>>>>
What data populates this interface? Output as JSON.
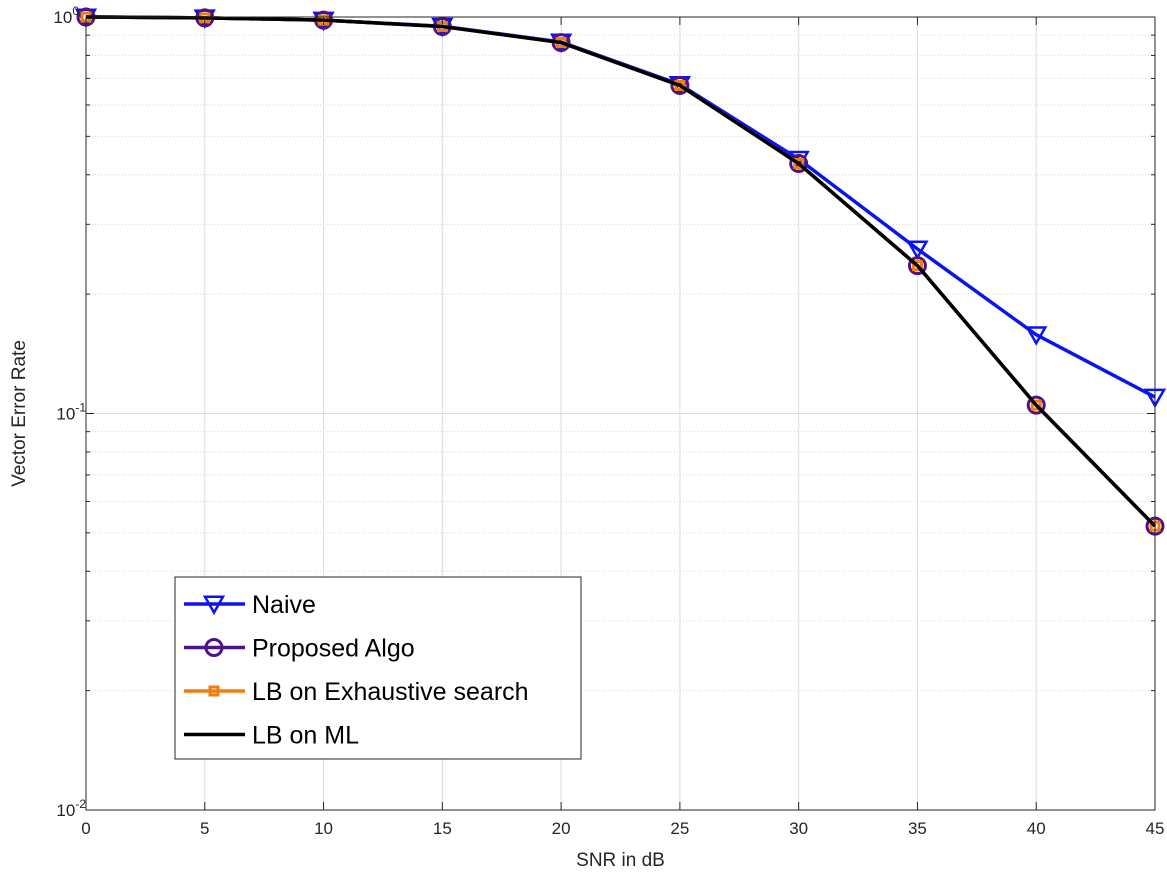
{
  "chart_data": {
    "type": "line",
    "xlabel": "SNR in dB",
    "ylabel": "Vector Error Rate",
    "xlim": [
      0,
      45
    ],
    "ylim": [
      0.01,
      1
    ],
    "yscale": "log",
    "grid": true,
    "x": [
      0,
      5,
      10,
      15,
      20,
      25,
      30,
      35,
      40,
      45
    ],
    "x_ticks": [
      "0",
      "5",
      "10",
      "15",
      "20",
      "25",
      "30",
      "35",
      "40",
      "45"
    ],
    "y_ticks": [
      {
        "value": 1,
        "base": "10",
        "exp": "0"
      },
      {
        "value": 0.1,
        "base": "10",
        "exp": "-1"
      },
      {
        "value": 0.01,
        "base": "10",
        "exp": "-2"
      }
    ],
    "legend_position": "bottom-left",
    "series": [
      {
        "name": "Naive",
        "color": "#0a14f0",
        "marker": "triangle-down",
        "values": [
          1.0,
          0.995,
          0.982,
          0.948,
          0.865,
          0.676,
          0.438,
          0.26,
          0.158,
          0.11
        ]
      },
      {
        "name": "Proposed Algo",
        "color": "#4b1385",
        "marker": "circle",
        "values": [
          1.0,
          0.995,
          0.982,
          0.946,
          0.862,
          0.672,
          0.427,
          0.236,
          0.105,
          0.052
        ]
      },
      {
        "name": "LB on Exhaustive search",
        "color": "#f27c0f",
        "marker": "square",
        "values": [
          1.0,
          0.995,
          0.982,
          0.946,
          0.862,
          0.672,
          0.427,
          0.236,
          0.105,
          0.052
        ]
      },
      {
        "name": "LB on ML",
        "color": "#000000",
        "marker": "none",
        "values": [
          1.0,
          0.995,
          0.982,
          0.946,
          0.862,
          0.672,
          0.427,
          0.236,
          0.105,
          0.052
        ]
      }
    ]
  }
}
<<<<
:: TASK INSTRUCTIONS ::
Leave the pictures out, and print every line of the listing exactly as written.

:: CORRECT RESULT ::
What data populates this interface? Output as JSON.
{
  "chart_data": {
    "type": "line",
    "xlabel": "SNR in dB",
    "ylabel": "Vector Error Rate",
    "xlim": [
      0,
      45
    ],
    "ylim": [
      0.01,
      1
    ],
    "yscale": "log",
    "grid": true,
    "x": [
      0,
      5,
      10,
      15,
      20,
      25,
      30,
      35,
      40,
      45
    ],
    "x_ticks": [
      "0",
      "5",
      "10",
      "15",
      "20",
      "25",
      "30",
      "35",
      "40",
      "45"
    ],
    "y_ticks": [
      {
        "value": 1,
        "base": "10",
        "exp": "0"
      },
      {
        "value": 0.1,
        "base": "10",
        "exp": "-1"
      },
      {
        "value": 0.01,
        "base": "10",
        "exp": "-2"
      }
    ],
    "legend_position": "bottom-left",
    "series": [
      {
        "name": "Naive",
        "color": "#0a14f0",
        "marker": "triangle-down",
        "values": [
          1.0,
          0.995,
          0.982,
          0.948,
          0.865,
          0.676,
          0.438,
          0.26,
          0.158,
          0.11
        ]
      },
      {
        "name": "Proposed Algo",
        "color": "#4b1385",
        "marker": "circle",
        "values": [
          1.0,
          0.995,
          0.982,
          0.946,
          0.862,
          0.672,
          0.427,
          0.236,
          0.105,
          0.052
        ]
      },
      {
        "name": "LB on Exhaustive search",
        "color": "#f27c0f",
        "marker": "square",
        "values": [
          1.0,
          0.995,
          0.982,
          0.946,
          0.862,
          0.672,
          0.427,
          0.236,
          0.105,
          0.052
        ]
      },
      {
        "name": "LB on ML",
        "color": "#000000",
        "marker": "none",
        "values": [
          1.0,
          0.995,
          0.982,
          0.946,
          0.862,
          0.672,
          0.427,
          0.236,
          0.105,
          0.052
        ]
      }
    ]
  }
}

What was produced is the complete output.